**DESCRIPTION OF THE TASK:**
Give all of the lines again exactly as they read.

**MATERIAL FOR THE TASK:**
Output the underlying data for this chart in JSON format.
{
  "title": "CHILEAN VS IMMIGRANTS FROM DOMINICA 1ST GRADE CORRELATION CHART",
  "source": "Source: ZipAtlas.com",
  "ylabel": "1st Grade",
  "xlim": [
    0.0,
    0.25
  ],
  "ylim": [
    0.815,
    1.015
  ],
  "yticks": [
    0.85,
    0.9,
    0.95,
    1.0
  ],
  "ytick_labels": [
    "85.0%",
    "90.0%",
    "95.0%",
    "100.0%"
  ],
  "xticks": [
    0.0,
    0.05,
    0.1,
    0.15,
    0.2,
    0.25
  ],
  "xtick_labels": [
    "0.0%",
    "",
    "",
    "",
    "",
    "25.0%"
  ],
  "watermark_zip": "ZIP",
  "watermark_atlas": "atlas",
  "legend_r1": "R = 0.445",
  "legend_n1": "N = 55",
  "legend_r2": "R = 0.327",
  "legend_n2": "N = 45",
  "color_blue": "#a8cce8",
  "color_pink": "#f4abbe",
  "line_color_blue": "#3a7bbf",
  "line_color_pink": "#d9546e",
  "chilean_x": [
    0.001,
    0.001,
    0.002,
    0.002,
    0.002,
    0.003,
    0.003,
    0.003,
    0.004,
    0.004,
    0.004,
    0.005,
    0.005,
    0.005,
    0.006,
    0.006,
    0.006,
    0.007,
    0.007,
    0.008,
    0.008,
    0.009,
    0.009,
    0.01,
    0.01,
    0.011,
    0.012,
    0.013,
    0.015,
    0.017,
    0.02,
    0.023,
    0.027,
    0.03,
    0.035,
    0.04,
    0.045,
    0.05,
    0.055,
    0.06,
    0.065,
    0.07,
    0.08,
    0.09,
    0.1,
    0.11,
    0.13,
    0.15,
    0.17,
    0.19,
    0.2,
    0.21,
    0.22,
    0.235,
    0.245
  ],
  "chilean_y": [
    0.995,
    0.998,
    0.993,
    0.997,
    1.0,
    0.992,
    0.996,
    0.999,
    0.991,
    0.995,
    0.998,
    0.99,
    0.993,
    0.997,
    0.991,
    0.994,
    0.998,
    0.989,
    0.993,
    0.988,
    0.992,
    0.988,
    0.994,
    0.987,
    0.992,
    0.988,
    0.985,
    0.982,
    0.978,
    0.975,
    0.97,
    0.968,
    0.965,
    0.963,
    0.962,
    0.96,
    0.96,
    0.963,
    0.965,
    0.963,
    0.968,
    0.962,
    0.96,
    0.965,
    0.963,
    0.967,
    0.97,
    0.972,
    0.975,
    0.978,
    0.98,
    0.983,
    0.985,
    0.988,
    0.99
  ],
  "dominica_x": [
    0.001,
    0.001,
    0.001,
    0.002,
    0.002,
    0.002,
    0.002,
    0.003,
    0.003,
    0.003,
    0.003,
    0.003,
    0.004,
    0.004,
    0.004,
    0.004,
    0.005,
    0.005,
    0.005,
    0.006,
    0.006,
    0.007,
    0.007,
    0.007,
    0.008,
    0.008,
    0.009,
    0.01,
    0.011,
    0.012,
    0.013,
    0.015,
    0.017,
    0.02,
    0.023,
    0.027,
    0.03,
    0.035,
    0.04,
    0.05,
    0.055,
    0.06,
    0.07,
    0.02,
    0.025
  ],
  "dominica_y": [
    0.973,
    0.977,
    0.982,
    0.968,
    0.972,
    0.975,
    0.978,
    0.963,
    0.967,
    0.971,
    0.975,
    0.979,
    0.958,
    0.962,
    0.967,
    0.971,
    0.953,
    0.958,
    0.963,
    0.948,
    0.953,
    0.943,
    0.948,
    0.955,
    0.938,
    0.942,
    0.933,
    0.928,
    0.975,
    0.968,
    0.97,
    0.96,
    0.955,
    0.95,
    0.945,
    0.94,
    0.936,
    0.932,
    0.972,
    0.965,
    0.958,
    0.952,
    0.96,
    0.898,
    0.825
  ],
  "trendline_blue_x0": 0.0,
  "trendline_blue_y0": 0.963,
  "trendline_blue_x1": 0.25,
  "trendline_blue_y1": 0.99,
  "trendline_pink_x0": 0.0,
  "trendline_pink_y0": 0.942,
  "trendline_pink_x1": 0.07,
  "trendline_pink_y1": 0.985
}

**REPLY:**
Output the underlying data for this chart in JSON format.
{
  "title": "CHILEAN VS IMMIGRANTS FROM DOMINICA 1ST GRADE CORRELATION CHART",
  "source": "Source: ZipAtlas.com",
  "ylabel": "1st Grade",
  "xlim": [
    0.0,
    0.25
  ],
  "ylim": [
    0.815,
    1.015
  ],
  "yticks": [
    0.85,
    0.9,
    0.95,
    1.0
  ],
  "ytick_labels": [
    "85.0%",
    "90.0%",
    "95.0%",
    "100.0%"
  ],
  "xticks": [
    0.0,
    0.05,
    0.1,
    0.15,
    0.2,
    0.25
  ],
  "xtick_labels": [
    "0.0%",
    "",
    "",
    "",
    "",
    "25.0%"
  ],
  "watermark_zip": "ZIP",
  "watermark_atlas": "atlas",
  "legend_r1": "R = 0.445",
  "legend_n1": "N = 55",
  "legend_r2": "R = 0.327",
  "legend_n2": "N = 45",
  "color_blue": "#a8cce8",
  "color_pink": "#f4abbe",
  "line_color_blue": "#3a7bbf",
  "line_color_pink": "#d9546e",
  "chilean_x": [
    0.001,
    0.001,
    0.002,
    0.002,
    0.002,
    0.003,
    0.003,
    0.003,
    0.004,
    0.004,
    0.004,
    0.005,
    0.005,
    0.005,
    0.006,
    0.006,
    0.006,
    0.007,
    0.007,
    0.008,
    0.008,
    0.009,
    0.009,
    0.01,
    0.01,
    0.011,
    0.012,
    0.013,
    0.015,
    0.017,
    0.02,
    0.023,
    0.027,
    0.03,
    0.035,
    0.04,
    0.045,
    0.05,
    0.055,
    0.06,
    0.065,
    0.07,
    0.08,
    0.09,
    0.1,
    0.11,
    0.13,
    0.15,
    0.17,
    0.19,
    0.2,
    0.21,
    0.22,
    0.235,
    0.245
  ],
  "chilean_y": [
    0.995,
    0.998,
    0.993,
    0.997,
    1.0,
    0.992,
    0.996,
    0.999,
    0.991,
    0.995,
    0.998,
    0.99,
    0.993,
    0.997,
    0.991,
    0.994,
    0.998,
    0.989,
    0.993,
    0.988,
    0.992,
    0.988,
    0.994,
    0.987,
    0.992,
    0.988,
    0.985,
    0.982,
    0.978,
    0.975,
    0.97,
    0.968,
    0.965,
    0.963,
    0.962,
    0.96,
    0.96,
    0.963,
    0.965,
    0.963,
    0.968,
    0.962,
    0.96,
    0.965,
    0.963,
    0.967,
    0.97,
    0.972,
    0.975,
    0.978,
    0.98,
    0.983,
    0.985,
    0.988,
    0.99
  ],
  "dominica_x": [
    0.001,
    0.001,
    0.001,
    0.002,
    0.002,
    0.002,
    0.002,
    0.003,
    0.003,
    0.003,
    0.003,
    0.003,
    0.004,
    0.004,
    0.004,
    0.004,
    0.005,
    0.005,
    0.005,
    0.006,
    0.006,
    0.007,
    0.007,
    0.007,
    0.008,
    0.008,
    0.009,
    0.01,
    0.011,
    0.012,
    0.013,
    0.015,
    0.017,
    0.02,
    0.023,
    0.027,
    0.03,
    0.035,
    0.04,
    0.05,
    0.055,
    0.06,
    0.07,
    0.02,
    0.025
  ],
  "dominica_y": [
    0.973,
    0.977,
    0.982,
    0.968,
    0.972,
    0.975,
    0.978,
    0.963,
    0.967,
    0.971,
    0.975,
    0.979,
    0.958,
    0.962,
    0.967,
    0.971,
    0.953,
    0.958,
    0.963,
    0.948,
    0.953,
    0.943,
    0.948,
    0.955,
    0.938,
    0.942,
    0.933,
    0.928,
    0.975,
    0.968,
    0.97,
    0.96,
    0.955,
    0.95,
    0.945,
    0.94,
    0.936,
    0.932,
    0.972,
    0.965,
    0.958,
    0.952,
    0.96,
    0.898,
    0.825
  ],
  "trendline_blue_x0": 0.0,
  "trendline_blue_y0": 0.963,
  "trendline_blue_x1": 0.25,
  "trendline_blue_y1": 0.99,
  "trendline_pink_x0": 0.0,
  "trendline_pink_y0": 0.942,
  "trendline_pink_x1": 0.07,
  "trendline_pink_y1": 0.985
}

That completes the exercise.